→ What you need to do:
Write out the material exactly. Do not include the pictures.

→ Supplied entries:
━━━━━━

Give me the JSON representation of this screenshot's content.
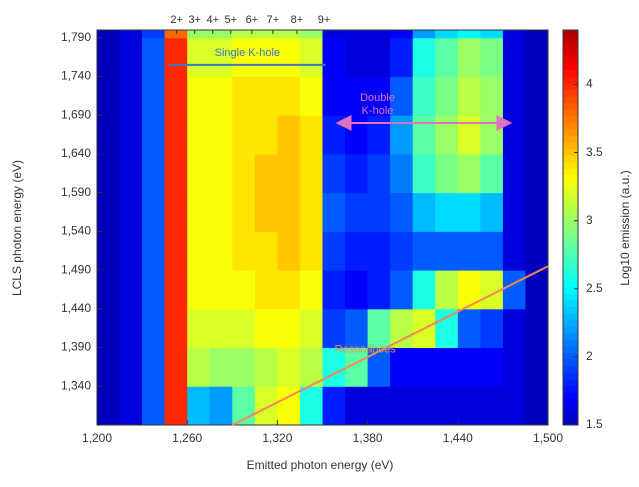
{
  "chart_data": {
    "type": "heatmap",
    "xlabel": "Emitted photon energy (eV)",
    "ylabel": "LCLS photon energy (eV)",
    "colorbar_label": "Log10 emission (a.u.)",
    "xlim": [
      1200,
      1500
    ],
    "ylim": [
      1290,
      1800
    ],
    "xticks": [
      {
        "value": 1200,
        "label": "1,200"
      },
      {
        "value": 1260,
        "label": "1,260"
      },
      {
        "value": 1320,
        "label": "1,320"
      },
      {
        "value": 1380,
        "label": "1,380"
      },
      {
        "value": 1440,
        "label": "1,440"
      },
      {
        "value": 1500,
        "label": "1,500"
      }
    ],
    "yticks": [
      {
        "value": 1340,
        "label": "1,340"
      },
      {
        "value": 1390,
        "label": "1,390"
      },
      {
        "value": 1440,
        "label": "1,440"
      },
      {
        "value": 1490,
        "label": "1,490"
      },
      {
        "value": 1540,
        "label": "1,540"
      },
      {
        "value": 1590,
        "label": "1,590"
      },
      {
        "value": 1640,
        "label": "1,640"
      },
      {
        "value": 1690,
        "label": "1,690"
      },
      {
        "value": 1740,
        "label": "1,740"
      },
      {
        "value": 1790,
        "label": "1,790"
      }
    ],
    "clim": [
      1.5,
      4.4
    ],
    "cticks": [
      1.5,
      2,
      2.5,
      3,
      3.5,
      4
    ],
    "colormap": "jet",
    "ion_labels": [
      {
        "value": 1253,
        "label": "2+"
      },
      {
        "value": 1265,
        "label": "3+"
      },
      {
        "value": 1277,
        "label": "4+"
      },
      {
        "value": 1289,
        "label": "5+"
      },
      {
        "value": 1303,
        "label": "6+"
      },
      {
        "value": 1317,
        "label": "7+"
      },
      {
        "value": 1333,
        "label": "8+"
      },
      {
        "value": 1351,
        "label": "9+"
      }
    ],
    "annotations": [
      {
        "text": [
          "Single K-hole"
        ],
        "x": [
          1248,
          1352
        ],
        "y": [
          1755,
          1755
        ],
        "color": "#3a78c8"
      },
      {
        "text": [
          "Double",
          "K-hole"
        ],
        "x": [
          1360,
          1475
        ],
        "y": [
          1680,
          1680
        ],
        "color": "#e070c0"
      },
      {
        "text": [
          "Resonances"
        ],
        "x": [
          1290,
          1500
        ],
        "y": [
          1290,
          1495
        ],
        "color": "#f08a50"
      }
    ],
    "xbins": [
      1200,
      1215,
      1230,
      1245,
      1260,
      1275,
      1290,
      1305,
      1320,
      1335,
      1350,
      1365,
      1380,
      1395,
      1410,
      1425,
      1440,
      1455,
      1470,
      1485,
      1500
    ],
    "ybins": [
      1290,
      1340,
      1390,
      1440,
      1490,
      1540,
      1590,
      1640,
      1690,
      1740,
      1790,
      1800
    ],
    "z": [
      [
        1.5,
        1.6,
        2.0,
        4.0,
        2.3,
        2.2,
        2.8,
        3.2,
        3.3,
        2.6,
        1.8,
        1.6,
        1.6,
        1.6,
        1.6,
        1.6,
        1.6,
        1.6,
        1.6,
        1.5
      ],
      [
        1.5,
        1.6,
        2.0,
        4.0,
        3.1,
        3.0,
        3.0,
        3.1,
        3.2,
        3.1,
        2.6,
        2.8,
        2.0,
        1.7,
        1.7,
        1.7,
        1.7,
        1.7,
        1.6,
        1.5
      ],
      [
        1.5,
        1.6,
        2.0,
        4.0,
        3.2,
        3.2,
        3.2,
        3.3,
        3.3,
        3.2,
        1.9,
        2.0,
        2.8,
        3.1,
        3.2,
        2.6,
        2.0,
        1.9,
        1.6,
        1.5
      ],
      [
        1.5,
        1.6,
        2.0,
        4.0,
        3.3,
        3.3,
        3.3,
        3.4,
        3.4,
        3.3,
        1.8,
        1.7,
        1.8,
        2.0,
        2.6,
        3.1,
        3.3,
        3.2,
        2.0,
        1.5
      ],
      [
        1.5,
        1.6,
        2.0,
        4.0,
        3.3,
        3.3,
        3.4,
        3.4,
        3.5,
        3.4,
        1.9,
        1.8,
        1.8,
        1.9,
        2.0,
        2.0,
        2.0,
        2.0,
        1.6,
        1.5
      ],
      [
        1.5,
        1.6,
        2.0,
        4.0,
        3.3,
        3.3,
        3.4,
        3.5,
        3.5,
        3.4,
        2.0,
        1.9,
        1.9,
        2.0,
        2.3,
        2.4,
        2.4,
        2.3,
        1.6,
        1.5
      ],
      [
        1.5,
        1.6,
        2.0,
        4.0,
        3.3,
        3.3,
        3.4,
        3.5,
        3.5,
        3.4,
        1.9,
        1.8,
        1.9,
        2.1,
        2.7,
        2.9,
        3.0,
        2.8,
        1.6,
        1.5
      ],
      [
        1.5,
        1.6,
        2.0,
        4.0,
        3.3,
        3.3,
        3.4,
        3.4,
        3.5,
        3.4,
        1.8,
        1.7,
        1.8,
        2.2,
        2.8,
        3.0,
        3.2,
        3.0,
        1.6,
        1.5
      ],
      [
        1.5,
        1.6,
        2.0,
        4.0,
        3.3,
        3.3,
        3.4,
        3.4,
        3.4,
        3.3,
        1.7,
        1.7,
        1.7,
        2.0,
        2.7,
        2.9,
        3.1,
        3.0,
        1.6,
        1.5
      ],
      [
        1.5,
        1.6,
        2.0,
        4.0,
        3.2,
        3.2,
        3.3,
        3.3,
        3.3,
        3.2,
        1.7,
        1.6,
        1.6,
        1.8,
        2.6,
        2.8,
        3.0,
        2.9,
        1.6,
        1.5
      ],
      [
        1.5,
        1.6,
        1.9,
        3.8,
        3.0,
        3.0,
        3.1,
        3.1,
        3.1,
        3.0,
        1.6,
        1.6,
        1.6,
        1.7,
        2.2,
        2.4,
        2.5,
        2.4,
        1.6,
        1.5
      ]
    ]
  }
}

━━━━━━

→ The solution:
Give me the JSON representation of this screenshot's content.
{
  "chart_data": {
    "type": "heatmap",
    "xlabel": "Emitted photon energy (eV)",
    "ylabel": "LCLS photon energy (eV)",
    "colorbar_label": "Log10 emission (a.u.)",
    "xlim": [
      1200,
      1500
    ],
    "ylim": [
      1290,
      1800
    ],
    "xticks": [
      {
        "value": 1200,
        "label": "1,200"
      },
      {
        "value": 1260,
        "label": "1,260"
      },
      {
        "value": 1320,
        "label": "1,320"
      },
      {
        "value": 1380,
        "label": "1,380"
      },
      {
        "value": 1440,
        "label": "1,440"
      },
      {
        "value": 1500,
        "label": "1,500"
      }
    ],
    "yticks": [
      {
        "value": 1340,
        "label": "1,340"
      },
      {
        "value": 1390,
        "label": "1,390"
      },
      {
        "value": 1440,
        "label": "1,440"
      },
      {
        "value": 1490,
        "label": "1,490"
      },
      {
        "value": 1540,
        "label": "1,540"
      },
      {
        "value": 1590,
        "label": "1,590"
      },
      {
        "value": 1640,
        "label": "1,640"
      },
      {
        "value": 1690,
        "label": "1,690"
      },
      {
        "value": 1740,
        "label": "1,740"
      },
      {
        "value": 1790,
        "label": "1,790"
      }
    ],
    "clim": [
      1.5,
      4.4
    ],
    "cticks": [
      1.5,
      2,
      2.5,
      3,
      3.5,
      4
    ],
    "colormap": "jet",
    "ion_labels": [
      {
        "value": 1253,
        "label": "2+"
      },
      {
        "value": 1265,
        "label": "3+"
      },
      {
        "value": 1277,
        "label": "4+"
      },
      {
        "value": 1289,
        "label": "5+"
      },
      {
        "value": 1303,
        "label": "6+"
      },
      {
        "value": 1317,
        "label": "7+"
      },
      {
        "value": 1333,
        "label": "8+"
      },
      {
        "value": 1351,
        "label": "9+"
      }
    ],
    "annotations": [
      {
        "text": [
          "Single K-hole"
        ],
        "x": [
          1248,
          1352
        ],
        "y": [
          1755,
          1755
        ],
        "color": "#3a78c8"
      },
      {
        "text": [
          "Double",
          "K-hole"
        ],
        "x": [
          1360,
          1475
        ],
        "y": [
          1680,
          1680
        ],
        "color": "#e070c0"
      },
      {
        "text": [
          "Resonances"
        ],
        "x": [
          1290,
          1500
        ],
        "y": [
          1290,
          1495
        ],
        "color": "#f08a50"
      }
    ],
    "xbins": [
      1200,
      1215,
      1230,
      1245,
      1260,
      1275,
      1290,
      1305,
      1320,
      1335,
      1350,
      1365,
      1380,
      1395,
      1410,
      1425,
      1440,
      1455,
      1470,
      1485,
      1500
    ],
    "ybins": [
      1290,
      1340,
      1390,
      1440,
      1490,
      1540,
      1590,
      1640,
      1690,
      1740,
      1790,
      1800
    ],
    "z": [
      [
        1.5,
        1.6,
        2.0,
        4.0,
        2.3,
        2.2,
        2.8,
        3.2,
        3.3,
        2.6,
        1.8,
        1.6,
        1.6,
        1.6,
        1.6,
        1.6,
        1.6,
        1.6,
        1.6,
        1.5
      ],
      [
        1.5,
        1.6,
        2.0,
        4.0,
        3.1,
        3.0,
        3.0,
        3.1,
        3.2,
        3.1,
        2.6,
        2.8,
        2.0,
        1.7,
        1.7,
        1.7,
        1.7,
        1.7,
        1.6,
        1.5
      ],
      [
        1.5,
        1.6,
        2.0,
        4.0,
        3.2,
        3.2,
        3.2,
        3.3,
        3.3,
        3.2,
        1.9,
        2.0,
        2.8,
        3.1,
        3.2,
        2.6,
        2.0,
        1.9,
        1.6,
        1.5
      ],
      [
        1.5,
        1.6,
        2.0,
        4.0,
        3.3,
        3.3,
        3.3,
        3.4,
        3.4,
        3.3,
        1.8,
        1.7,
        1.8,
        2.0,
        2.6,
        3.1,
        3.3,
        3.2,
        2.0,
        1.5
      ],
      [
        1.5,
        1.6,
        2.0,
        4.0,
        3.3,
        3.3,
        3.4,
        3.4,
        3.5,
        3.4,
        1.9,
        1.8,
        1.8,
        1.9,
        2.0,
        2.0,
        2.0,
        2.0,
        1.6,
        1.5
      ],
      [
        1.5,
        1.6,
        2.0,
        4.0,
        3.3,
        3.3,
        3.4,
        3.5,
        3.5,
        3.4,
        2.0,
        1.9,
        1.9,
        2.0,
        2.3,
        2.4,
        2.4,
        2.3,
        1.6,
        1.5
      ],
      [
        1.5,
        1.6,
        2.0,
        4.0,
        3.3,
        3.3,
        3.4,
        3.5,
        3.5,
        3.4,
        1.9,
        1.8,
        1.9,
        2.1,
        2.7,
        2.9,
        3.0,
        2.8,
        1.6,
        1.5
      ],
      [
        1.5,
        1.6,
        2.0,
        4.0,
        3.3,
        3.3,
        3.4,
        3.4,
        3.5,
        3.4,
        1.8,
        1.7,
        1.8,
        2.2,
        2.8,
        3.0,
        3.2,
        3.0,
        1.6,
        1.5
      ],
      [
        1.5,
        1.6,
        2.0,
        4.0,
        3.3,
        3.3,
        3.4,
        3.4,
        3.4,
        3.3,
        1.7,
        1.7,
        1.7,
        2.0,
        2.7,
        2.9,
        3.1,
        3.0,
        1.6,
        1.5
      ],
      [
        1.5,
        1.6,
        2.0,
        4.0,
        3.2,
        3.2,
        3.3,
        3.3,
        3.3,
        3.2,
        1.7,
        1.6,
        1.6,
        1.8,
        2.6,
        2.8,
        3.0,
        2.9,
        1.6,
        1.5
      ],
      [
        1.5,
        1.6,
        1.9,
        3.8,
        3.0,
        3.0,
        3.1,
        3.1,
        3.1,
        3.0,
        1.6,
        1.6,
        1.6,
        1.7,
        2.2,
        2.4,
        2.5,
        2.4,
        1.6,
        1.5
      ]
    ]
  }
}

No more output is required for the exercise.